EXERCISE – Reproduce every line of the data below without changing anything.
-------
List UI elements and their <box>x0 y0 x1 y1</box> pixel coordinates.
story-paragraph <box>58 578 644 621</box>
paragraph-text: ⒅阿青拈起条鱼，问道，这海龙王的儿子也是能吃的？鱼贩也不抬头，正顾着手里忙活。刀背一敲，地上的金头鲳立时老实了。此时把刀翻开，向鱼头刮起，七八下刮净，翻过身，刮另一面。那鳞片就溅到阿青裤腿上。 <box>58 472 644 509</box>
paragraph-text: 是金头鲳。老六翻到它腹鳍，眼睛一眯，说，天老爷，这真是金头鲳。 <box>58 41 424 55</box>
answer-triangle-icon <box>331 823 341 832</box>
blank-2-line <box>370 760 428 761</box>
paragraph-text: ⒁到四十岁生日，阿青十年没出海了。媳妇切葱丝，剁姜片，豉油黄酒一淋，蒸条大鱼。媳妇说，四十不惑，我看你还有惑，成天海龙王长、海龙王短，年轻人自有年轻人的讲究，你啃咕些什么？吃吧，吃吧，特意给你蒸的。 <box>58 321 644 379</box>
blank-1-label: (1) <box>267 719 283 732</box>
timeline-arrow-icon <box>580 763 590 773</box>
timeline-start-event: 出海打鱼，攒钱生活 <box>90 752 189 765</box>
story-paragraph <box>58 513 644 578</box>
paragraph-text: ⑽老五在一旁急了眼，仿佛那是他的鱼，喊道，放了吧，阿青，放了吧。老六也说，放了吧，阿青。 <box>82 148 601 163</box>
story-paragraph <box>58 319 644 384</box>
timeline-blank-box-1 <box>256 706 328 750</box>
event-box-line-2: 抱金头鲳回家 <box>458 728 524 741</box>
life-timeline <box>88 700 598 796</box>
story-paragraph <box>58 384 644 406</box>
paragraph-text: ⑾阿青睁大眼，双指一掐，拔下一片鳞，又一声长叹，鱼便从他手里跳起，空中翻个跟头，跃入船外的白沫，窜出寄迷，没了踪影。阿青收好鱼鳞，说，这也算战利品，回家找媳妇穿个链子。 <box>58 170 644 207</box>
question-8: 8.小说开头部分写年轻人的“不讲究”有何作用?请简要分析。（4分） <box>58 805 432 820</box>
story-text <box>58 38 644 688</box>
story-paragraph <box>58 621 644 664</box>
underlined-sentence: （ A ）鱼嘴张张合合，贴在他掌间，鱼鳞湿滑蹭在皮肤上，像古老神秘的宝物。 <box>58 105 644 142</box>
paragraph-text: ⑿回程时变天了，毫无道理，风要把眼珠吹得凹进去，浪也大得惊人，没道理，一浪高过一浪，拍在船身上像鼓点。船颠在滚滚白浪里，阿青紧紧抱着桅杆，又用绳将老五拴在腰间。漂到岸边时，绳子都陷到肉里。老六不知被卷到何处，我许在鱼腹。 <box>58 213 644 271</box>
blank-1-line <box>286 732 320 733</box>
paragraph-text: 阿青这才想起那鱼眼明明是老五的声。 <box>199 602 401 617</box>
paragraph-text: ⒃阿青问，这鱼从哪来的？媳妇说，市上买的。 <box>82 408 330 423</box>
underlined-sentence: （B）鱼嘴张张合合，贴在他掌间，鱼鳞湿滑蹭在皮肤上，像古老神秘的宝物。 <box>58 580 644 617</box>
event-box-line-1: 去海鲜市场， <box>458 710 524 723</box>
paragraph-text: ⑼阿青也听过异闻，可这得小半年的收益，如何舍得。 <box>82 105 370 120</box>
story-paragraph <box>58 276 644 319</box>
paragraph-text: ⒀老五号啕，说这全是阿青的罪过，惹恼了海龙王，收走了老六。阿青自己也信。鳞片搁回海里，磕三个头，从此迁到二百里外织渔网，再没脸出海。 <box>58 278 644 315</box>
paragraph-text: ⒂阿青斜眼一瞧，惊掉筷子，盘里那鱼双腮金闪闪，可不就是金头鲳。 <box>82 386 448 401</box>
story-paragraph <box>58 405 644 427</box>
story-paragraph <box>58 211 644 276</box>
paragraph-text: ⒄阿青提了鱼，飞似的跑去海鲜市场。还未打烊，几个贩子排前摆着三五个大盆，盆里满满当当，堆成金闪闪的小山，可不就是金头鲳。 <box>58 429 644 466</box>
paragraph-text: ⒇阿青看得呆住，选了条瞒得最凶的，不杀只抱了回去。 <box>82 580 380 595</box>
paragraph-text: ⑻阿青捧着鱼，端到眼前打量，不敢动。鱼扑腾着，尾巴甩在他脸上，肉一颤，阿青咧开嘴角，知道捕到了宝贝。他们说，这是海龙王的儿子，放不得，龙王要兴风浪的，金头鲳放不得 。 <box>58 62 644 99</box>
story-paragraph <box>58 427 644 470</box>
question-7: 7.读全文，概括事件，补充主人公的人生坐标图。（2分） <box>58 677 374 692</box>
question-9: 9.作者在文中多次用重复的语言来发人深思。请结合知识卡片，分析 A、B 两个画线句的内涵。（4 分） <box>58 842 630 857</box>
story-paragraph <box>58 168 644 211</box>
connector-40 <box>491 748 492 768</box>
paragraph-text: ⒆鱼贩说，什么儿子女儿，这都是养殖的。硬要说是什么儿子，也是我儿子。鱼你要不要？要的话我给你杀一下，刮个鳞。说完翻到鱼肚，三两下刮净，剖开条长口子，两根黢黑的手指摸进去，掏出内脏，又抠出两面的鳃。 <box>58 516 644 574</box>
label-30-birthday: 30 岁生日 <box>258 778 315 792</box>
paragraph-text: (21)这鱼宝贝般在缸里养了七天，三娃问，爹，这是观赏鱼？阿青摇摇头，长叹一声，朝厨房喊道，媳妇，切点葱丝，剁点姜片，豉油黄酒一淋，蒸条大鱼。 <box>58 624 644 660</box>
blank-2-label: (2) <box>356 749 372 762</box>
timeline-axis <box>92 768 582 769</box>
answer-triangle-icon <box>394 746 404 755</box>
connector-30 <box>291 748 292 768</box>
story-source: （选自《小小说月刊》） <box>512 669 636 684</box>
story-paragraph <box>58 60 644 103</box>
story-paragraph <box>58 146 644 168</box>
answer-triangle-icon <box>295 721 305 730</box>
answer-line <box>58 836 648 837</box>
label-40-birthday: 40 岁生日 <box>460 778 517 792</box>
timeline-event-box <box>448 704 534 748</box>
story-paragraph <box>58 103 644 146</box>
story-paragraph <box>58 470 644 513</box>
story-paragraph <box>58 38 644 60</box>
-------
RESPONSE –
List UI elements and their <box>x0 y0 x1 y1</box> pixel coordinates.
story-paragraph <box>58 578 644 621</box>
paragraph-text: ⒅阿青拈起条鱼，问道，这海龙王的儿子也是能吃的？鱼贩也不抬头，正顾着手里忙活。刀背一敲，地上的金头鲳立时老实了。此时把刀翻开，向鱼头刮起，七八下刮净，翻过身，刮另一面。那鳞片就溅到阿青裤腿上。 <box>58 472 644 509</box>
paragraph-text: 是金头鲳。老六翻到它腹鳍，眼睛一眯，说，天老爷，这真是金头鲳。 <box>58 41 424 55</box>
answer-triangle-icon <box>331 823 341 832</box>
blank-2-line <box>370 760 428 761</box>
paragraph-text: ⒁到四十岁生日，阿青十年没出海了。媳妇切葱丝，剁姜片，豉油黄酒一淋，蒸条大鱼。媳妇说，四十不惑，我看你还有惑，成天海龙王长、海龙王短，年轻人自有年轻人的讲究，你啃咕些什么？吃吧，吃吧，特意给你蒸的。 <box>58 321 644 379</box>
blank-1-label: (1) <box>267 719 283 732</box>
timeline-arrow-icon <box>580 763 590 773</box>
timeline-start-event: 出海打鱼，攒钱生活 <box>90 752 189 765</box>
story-paragraph <box>58 513 644 578</box>
paragraph-text: ⑽老五在一旁急了眼，仿佛那是他的鱼，喊道，放了吧，阿青，放了吧。老六也说，放了吧，阿青。 <box>82 148 601 163</box>
story-paragraph <box>58 319 644 384</box>
timeline-blank-box-1 <box>256 706 328 750</box>
event-box-line-2: 抱金头鲳回家 <box>458 728 524 741</box>
life-timeline <box>88 700 598 796</box>
story-paragraph <box>58 384 644 406</box>
paragraph-text: ⑾阿青睁大眼，双指一掐，拔下一片鳞，又一声长叹，鱼便从他手里跳起，空中翻个跟头，跃入船外的白沫，窜出寄迷，没了踪影。阿青收好鱼鳞，说，这也算战利品，回家找媳妇穿个链子。 <box>58 170 644 207</box>
question-8: 8.小说开头部分写年轻人的“不讲究”有何作用?请简要分析。（4分） <box>58 805 432 820</box>
story-text <box>58 38 644 688</box>
story-paragraph <box>58 621 644 664</box>
underlined-sentence: （ A ）鱼嘴张张合合，贴在他掌间，鱼鳞湿滑蹭在皮肤上，像古老神秘的宝物。 <box>58 105 644 142</box>
paragraph-text: ⑿回程时变天了，毫无道理，风要把眼珠吹得凹进去，浪也大得惊人，没道理，一浪高过一浪，拍在船身上像鼓点。船颠在滚滚白浪里，阿青紧紧抱着桅杆，又用绳将老五拴在腰间。漂到岸边时，绳子都陷到肉里。老六不知被卷到何处，我许在鱼腹。 <box>58 213 644 271</box>
blank-1-line <box>286 732 320 733</box>
paragraph-text: 阿青这才想起那鱼眼明明是老五的声。 <box>199 602 401 617</box>
paragraph-text: ⒃阿青问，这鱼从哪来的？媳妇说，市上买的。 <box>82 408 330 423</box>
underlined-sentence: （B）鱼嘴张张合合，贴在他掌间，鱼鳞湿滑蹭在皮肤上，像古老神秘的宝物。 <box>58 580 644 617</box>
event-box-line-1: 去海鲜市场， <box>458 710 524 723</box>
paragraph-text: ⑼阿青也听过异闻，可这得小半年的收益，如何舍得。 <box>82 105 370 120</box>
story-paragraph <box>58 276 644 319</box>
paragraph-text: ⒀老五号啕，说这全是阿青的罪过，惹恼了海龙王，收走了老六。阿青自己也信。鳞片搁回海里，磕三个头，从此迁到二百里外织渔网，再没脸出海。 <box>58 278 644 315</box>
paragraph-text: ⒂阿青斜眼一瞧，惊掉筷子，盘里那鱼双腮金闪闪，可不就是金头鲳。 <box>82 386 448 401</box>
story-paragraph <box>58 405 644 427</box>
story-paragraph <box>58 211 644 276</box>
paragraph-text: ⒄阿青提了鱼，飞似的跑去海鲜市场。还未打烊，几个贩子排前摆着三五个大盆，盆里满满当当，堆成金闪闪的小山，可不就是金头鲳。 <box>58 429 644 466</box>
paragraph-text: ⒇阿青看得呆住，选了条瞒得最凶的，不杀只抱了回去。 <box>82 580 380 595</box>
paragraph-text: ⑻阿青捧着鱼，端到眼前打量，不敢动。鱼扑腾着，尾巴甩在他脸上，肉一颤，阿青咧开嘴角，知道捕到了宝贝。他们说，这是海龙王的儿子，放不得，龙王要兴风浪的，金头鲳放不得 。 <box>58 62 644 99</box>
story-paragraph <box>58 427 644 470</box>
question-7: 7.读全文，概括事件，补充主人公的人生坐标图。（2分） <box>58 677 374 692</box>
question-9: 9.作者在文中多次用重复的语言来发人深思。请结合知识卡片，分析 A、B 两个画线句的内涵。（4 分） <box>58 842 630 857</box>
story-paragraph <box>58 168 644 211</box>
connector-40 <box>491 748 492 768</box>
paragraph-text: ⒆鱼贩说，什么儿子女儿，这都是养殖的。硬要说是什么儿子，也是我儿子。鱼你要不要？要的话我给你杀一下，刮个鳞。说完翻到鱼肚，三两下刮净，剖开条长口子，两根黢黑的手指摸进去，掏出内脏，又抠出两面的鳃。 <box>58 516 644 574</box>
label-30-birthday: 30 岁生日 <box>258 778 315 792</box>
paragraph-text: (21)这鱼宝贝般在缸里养了七天，三娃问，爹，这是观赏鱼？阿青摇摇头，长叹一声，朝厨房喊道，媳妇，切点葱丝，剁点姜片，豉油黄酒一淋，蒸条大鱼。 <box>58 624 644 660</box>
blank-2-label: (2) <box>356 749 372 762</box>
timeline-axis <box>92 768 582 769</box>
answer-triangle-icon <box>394 746 404 755</box>
connector-30 <box>291 748 292 768</box>
story-source: （选自《小小说月刊》） <box>512 669 636 684</box>
story-paragraph <box>58 60 644 103</box>
story-paragraph <box>58 146 644 168</box>
answer-triangle-icon <box>295 721 305 730</box>
answer-line <box>58 836 648 837</box>
label-40-birthday: 40 岁生日 <box>460 778 517 792</box>
timeline-event-box <box>448 704 534 748</box>
story-paragraph <box>58 103 644 146</box>
story-paragraph <box>58 470 644 513</box>
story-paragraph <box>58 38 644 60</box>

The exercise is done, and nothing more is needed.